Task requirements.
Go through the entries below and print each one exactly, leaving out pictures.

Input.

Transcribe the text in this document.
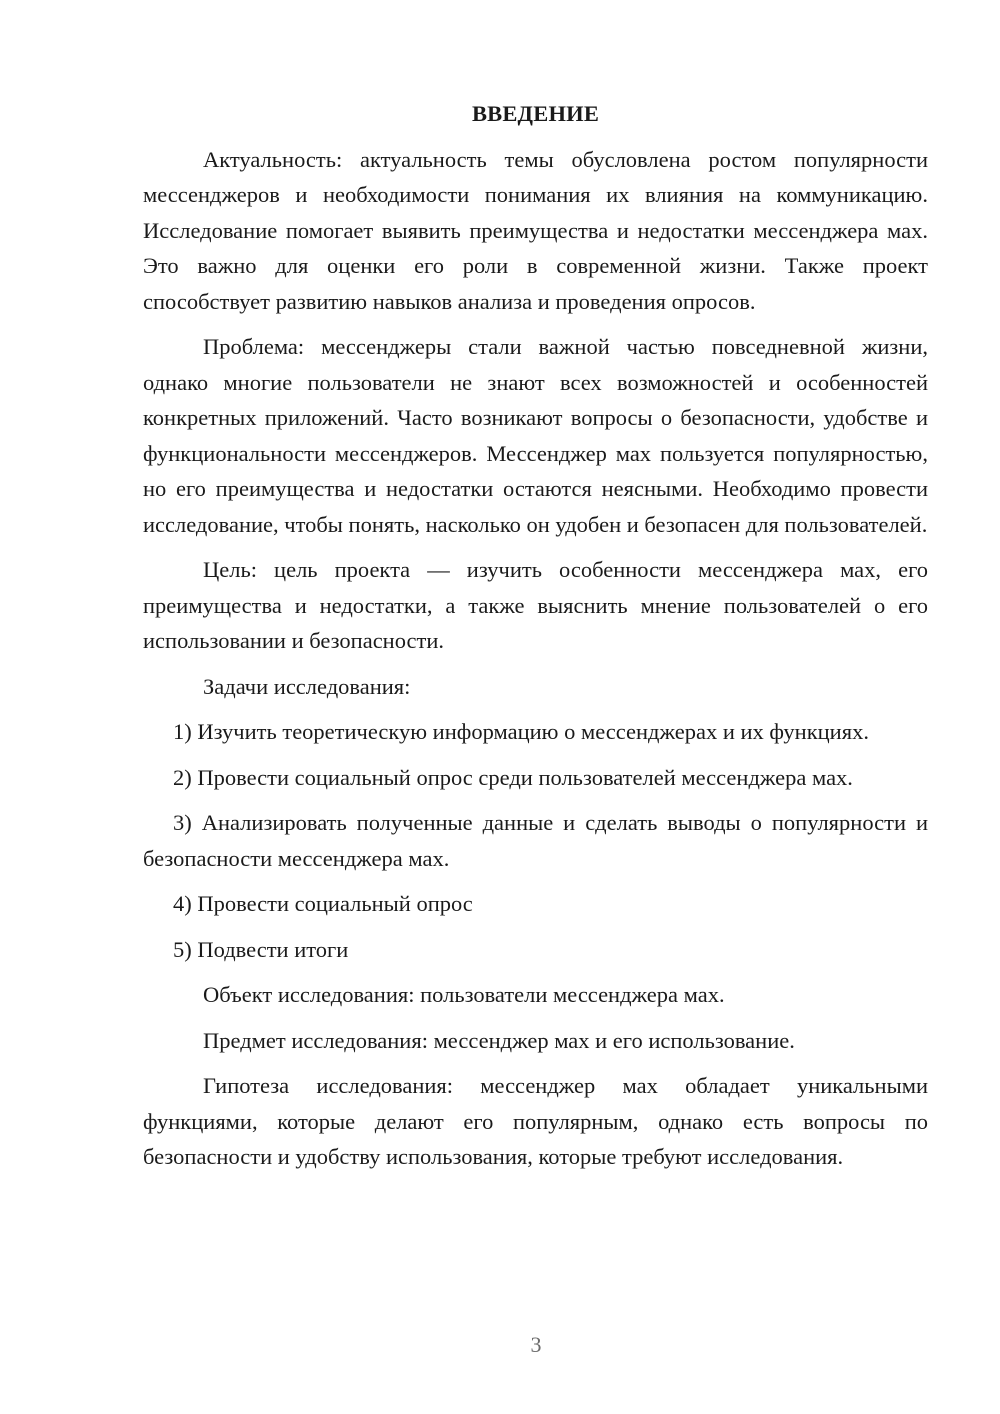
ВВЕДЕНИЕ

Актуальность: актуальность темы обусловлена ростом популярности мессенджеров и необходимости понимания их влияния на коммуникацию. Исследование помогает выявить преимущества и недостатки мессенджера мах. Это важно для оценки его роли в современной жизни. Также проект способствует развитию навыков анализа и проведения опросов.

Проблема: мессенджеры стали важной частью повседневной жизни, однако многие пользователи не знают всех возможностей и особенностей конкретных приложений. Часто возникают вопросы о безопасности, удобстве и функциональности мессенджеров. Мессенджер мах пользуется популярностью, но его преимущества и недостатки остаются неясными. Необходимо провести исследование, чтобы понять, насколько он удобен и безопасен для пользователей.

Цель: цель проекта — изучить особенности мессенджера мах, его преимущества и недостатки, а также выяснить мнение пользователей о его использовании и безопасности.

Задачи исследования:

1) Изучить теоретическую информацию о мессенджерах и их функциях.

2) Провести социальный опрос среди пользователей мессенджера мах.

3) Анализировать полученные данные и сделать выводы о популярности и безопасности мессенджера мах.

4) Провести социальный опрос

5) Подвести итоги

Объект исследования: пользователи мессенджера мах.

Предмет исследования: мессенджер мах и его использование.

Гипотеза исследования: мессенджер мах обладает уникальными функциями, которые делают его популярным, однако есть вопросы по безопасности и удобству использования, которые требуют исследования.

3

Response to the task.
Transcribe the text in this document.
ВВЕДЕНИЕ

Актуальность: актуальность темы обусловлена ростом популярности мессенджеров и необходимости понимания их влияния на коммуникацию. Исследование помогает выявить преимущества и недостатки мессенджера мах. Это важно для оценки его роли в современной жизни. Также проект способствует развитию навыков анализа и проведения опросов.

Проблема: мессенджеры стали важной частью повседневной жизни, однако многие пользователи не знают всех возможностей и особенностей конкретных приложений. Часто возникают вопросы о безопасности, удобстве и функциональности мессенджеров. Мессенджер мах пользуется популярностью, но его преимущества и недостатки остаются неясными. Необходимо провести исследование, чтобы понять, насколько он удобен и безопасен для пользователей.

Цель: цель проекта — изучить особенности мессенджера мах, его преимущества и недостатки, а также выяснить мнение пользователей о его использовании и безопасности.

Задачи исследования:

1) Изучить теоретическую информацию о мессенджерах и их функциях.

2) Провести социальный опрос среди пользователей мессенджера мах.

3) Анализировать полученные данные и сделать выводы о популярности и безопасности мессенджера мах.

4) Провести социальный опрос

5) Подвести итоги

Объект исследования: пользователи мессенджера мах.

Предмет исследования: мессенджер мах и его использование.

Гипотеза исследования: мессенджер мах обладает уникальными функциями, которые делают его популярным, однако есть вопросы по безопасности и удобству использования, которые требуют исследования.

3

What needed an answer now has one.